**WORK TO COMPLETE:**
Leaving out the pictures, retype all the material exactly.

**Stored records:**
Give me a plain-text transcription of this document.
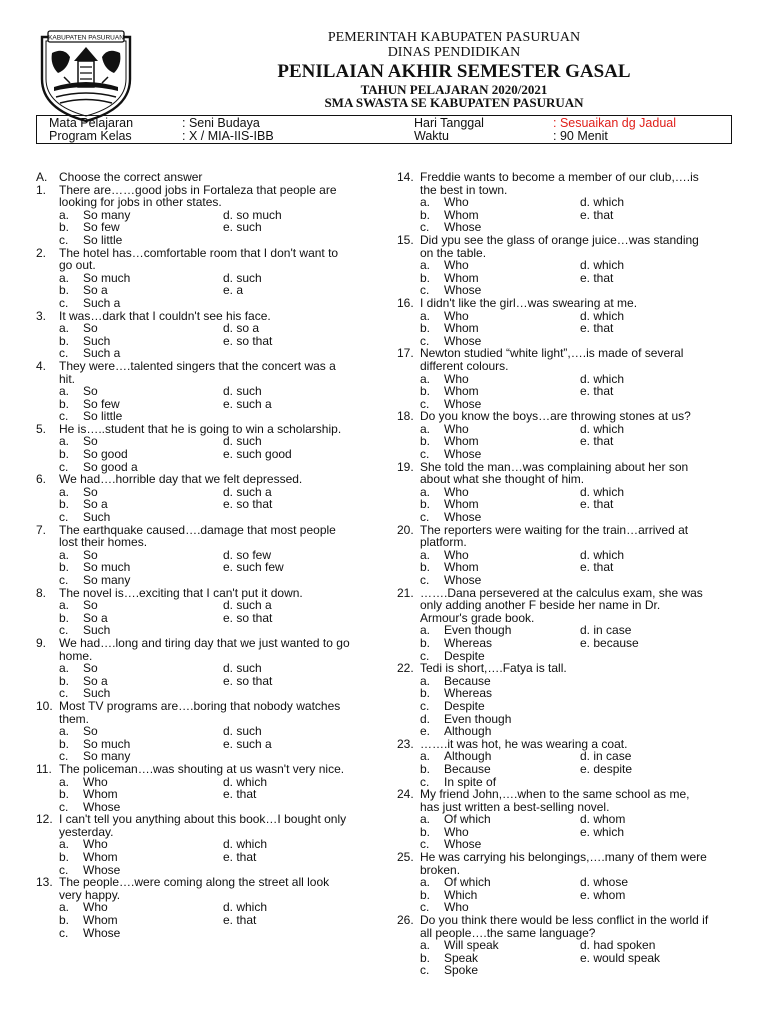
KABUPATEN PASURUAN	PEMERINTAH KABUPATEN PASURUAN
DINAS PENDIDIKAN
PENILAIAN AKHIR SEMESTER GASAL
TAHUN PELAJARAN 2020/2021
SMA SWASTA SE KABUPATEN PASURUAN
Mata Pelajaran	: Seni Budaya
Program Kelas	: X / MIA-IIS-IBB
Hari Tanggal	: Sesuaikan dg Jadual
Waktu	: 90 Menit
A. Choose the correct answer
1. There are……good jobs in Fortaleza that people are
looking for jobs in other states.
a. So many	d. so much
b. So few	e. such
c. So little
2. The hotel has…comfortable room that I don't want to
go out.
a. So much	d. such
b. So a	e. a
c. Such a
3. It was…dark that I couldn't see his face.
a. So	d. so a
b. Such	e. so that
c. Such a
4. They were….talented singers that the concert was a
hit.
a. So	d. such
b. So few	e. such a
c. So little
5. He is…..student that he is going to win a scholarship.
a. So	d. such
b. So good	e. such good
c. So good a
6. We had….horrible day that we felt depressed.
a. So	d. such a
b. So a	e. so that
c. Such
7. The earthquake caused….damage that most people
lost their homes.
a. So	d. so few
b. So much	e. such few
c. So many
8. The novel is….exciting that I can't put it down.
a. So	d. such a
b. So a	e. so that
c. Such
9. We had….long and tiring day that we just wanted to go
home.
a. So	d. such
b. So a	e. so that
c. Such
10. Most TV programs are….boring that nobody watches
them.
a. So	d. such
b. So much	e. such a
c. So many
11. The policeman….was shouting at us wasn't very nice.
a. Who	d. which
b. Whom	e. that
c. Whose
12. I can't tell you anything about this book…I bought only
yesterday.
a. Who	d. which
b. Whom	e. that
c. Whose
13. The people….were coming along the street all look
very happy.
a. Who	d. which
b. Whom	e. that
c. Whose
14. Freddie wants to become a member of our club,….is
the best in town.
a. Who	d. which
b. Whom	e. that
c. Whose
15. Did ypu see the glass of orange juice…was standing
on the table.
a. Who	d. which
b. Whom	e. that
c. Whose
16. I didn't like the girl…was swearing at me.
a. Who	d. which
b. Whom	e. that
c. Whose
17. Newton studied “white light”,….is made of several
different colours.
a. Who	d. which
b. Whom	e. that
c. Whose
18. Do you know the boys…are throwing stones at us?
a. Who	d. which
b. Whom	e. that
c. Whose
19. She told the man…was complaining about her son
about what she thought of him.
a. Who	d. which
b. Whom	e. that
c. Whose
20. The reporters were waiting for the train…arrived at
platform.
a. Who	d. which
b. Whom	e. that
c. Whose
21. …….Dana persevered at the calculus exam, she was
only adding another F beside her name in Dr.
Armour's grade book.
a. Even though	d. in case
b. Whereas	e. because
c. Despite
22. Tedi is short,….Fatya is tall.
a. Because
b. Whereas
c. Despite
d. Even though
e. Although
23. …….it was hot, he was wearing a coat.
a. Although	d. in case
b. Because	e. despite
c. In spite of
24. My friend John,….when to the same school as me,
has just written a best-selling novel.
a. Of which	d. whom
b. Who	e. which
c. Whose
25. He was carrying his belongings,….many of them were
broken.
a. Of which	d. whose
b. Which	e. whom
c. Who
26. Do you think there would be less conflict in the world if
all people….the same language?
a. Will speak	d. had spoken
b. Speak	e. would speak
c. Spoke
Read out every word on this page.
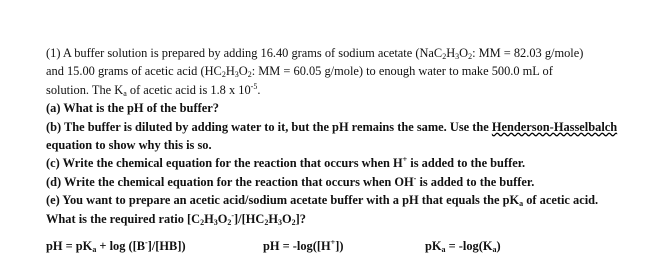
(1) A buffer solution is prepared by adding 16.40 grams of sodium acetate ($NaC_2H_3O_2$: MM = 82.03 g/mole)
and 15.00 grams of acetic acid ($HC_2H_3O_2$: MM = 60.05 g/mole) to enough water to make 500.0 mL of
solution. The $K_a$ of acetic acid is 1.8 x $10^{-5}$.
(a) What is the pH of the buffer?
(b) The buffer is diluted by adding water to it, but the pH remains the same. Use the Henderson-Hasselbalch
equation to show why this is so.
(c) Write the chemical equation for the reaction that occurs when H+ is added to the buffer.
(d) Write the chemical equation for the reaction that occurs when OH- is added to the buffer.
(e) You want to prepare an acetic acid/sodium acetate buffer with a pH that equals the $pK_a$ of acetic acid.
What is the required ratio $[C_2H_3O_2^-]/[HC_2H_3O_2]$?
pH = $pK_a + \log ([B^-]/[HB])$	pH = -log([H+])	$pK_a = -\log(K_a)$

**TASK OUTPUT:**
Give me a plain-text transcription of this document.
KABUPATEN PASURUAN	PEMERINTAH KABUPATEN PASURUAN
DINAS PENDIDIKAN
PENILAIAN AKHIR SEMESTER GASAL
TAHUN PELAJARAN 2020/2021
SMA SWASTA SE KABUPATEN PASURUAN
Mata Pelajaran	: Seni Budaya
Program Kelas	: X / MIA-IIS-IBB
Hari Tanggal	: Sesuaikan dg Jadual
Waktu	: 90 Menit
A. Choose the correct answer
1. There are……good jobs in Fortaleza that people are
looking for jobs in other states.
a. So many	d. so much
b. So few	e. such
c. So little
2. The hotel has…comfortable room that I don't want to
go out.
a. So much	d. such
b. So a	e. a
c. Such a
3. It was…dark that I couldn't see his face.
a. So	d. so a
b. Such	e. so that
c. Such a
4. They were….talented singers that the concert was a
hit.
a. So	d. such
b. So few	e. such a
c. So little
5. He is…..student that he is going to win a scholarship.
a. So	d. such
b. So good	e. such good
c. So good a
6. We had….horrible day that we felt depressed.
a. So	d. such a
b. So a	e. so that
c. Such
7. The earthquake caused….damage that most people
lost their homes.
a. So	d. so few
b. So much	e. such few
c. So many
8. The novel is….exciting that I can't put it down.
a. So	d. such a
b. So a	e. so that
c. Such
9. We had….long and tiring day that we just wanted to go
home.
a. So	d. such
b. So a	e. so that
c. Such
10. Most TV programs are….boring that nobody watches
them.
a. So	d. such
b. So much	e. such a
c. So many
11. The policeman….was shouting at us wasn't very nice.
a. Who	d. which
b. Whom	e. that
c. Whose
12. I can't tell you anything about this book…I bought only
yesterday.
a. Who	d. which
b. Whom	e. that
c. Whose
13. The people….were coming along the street all look
very happy.
a. Who	d. which
b. Whom	e. that
c. Whose
14. Freddie wants to become a member of our club,….is
the best in town.
a. Who	d. which
b. Whom	e. that
c. Whose
15. Did ypu see the glass of orange juice…was standing
on the table.
a. Who	d. which
b. Whom	e. that
c. Whose
16. I didn't like the girl…was swearing at me.
a. Who	d. which
b. Whom	e. that
c. Whose
17. Newton studied “white light”,….is made of several
different colours.
a. Who	d. which
b. Whom	e. that
c. Whose
18. Do you know the boys…are throwing stones at us?
a. Who	d. which
b. Whom	e. that
c. Whose
19. She told the man…was complaining about her son
about what she thought of him.
a. Who	d. which
b. Whom	e. that
c. Whose
20. The reporters were waiting for the train…arrived at
platform.
a. Who	d. which
b. Whom	e. that
c. Whose
21. …….Dana persevered at the calculus exam, she was
only adding another F beside her name in Dr.
Armour's grade book.
a. Even though	d. in case
b. Whereas	e. because
c. Despite
22. Tedi is short,….Fatya is tall.
a. Because
b. Whereas
c. Despite
d. Even though
e. Although
23. …….it was hot, he was wearing a coat.
a. Although	d. in case
b. Because	e. despite
c. In spite of
24. My friend John,….when to the same school as me,
has just written a best-selling novel.
a. Of which	d. whom
b. Who	e. which
c. Whose
25. He was carrying his belongings,….many of them were
broken.
a. Of which	d. whose
b. Which	e. whom
c. Who
26. Do you think there would be less conflict in the world if
all people….the same language?
a. Will speak	d. had spoken
b. Speak	e. would speak
c. Spoke
Read out every word on this page.
(1) A buffer solution is prepared by adding 16.40 grams of sodium acetate ($NaC_2H_3O_2$: MM = 82.03 g/mole)
and 15.00 grams of acetic acid ($HC_2H_3O_2$: MM = 60.05 g/mole) to enough water to make 500.0 mL of
solution. The $K_a$ of acetic acid is 1.8 x $10^{-5}$.
(a) What is the pH of the buffer?
(b) The buffer is diluted by adding water to it, but the pH remains the same. Use the Henderson-Hasselbalch
equation to show why this is so.
(c) Write the chemical equation for the reaction that occurs when H+ is added to the buffer.
(d) Write the chemical equation for the reaction that occurs when OH- is added to the buffer.
(e) You want to prepare an acetic acid/sodium acetate buffer with a pH that equals the $pK_a$ of acetic acid.
What is the required ratio $[C_2H_3O_2^-]/[HC_2H_3O_2]$?
pH = $pK_a + \log ([B^-]/[HB])$	pH = -log([H+])	$pK_a = -\log(K_a)$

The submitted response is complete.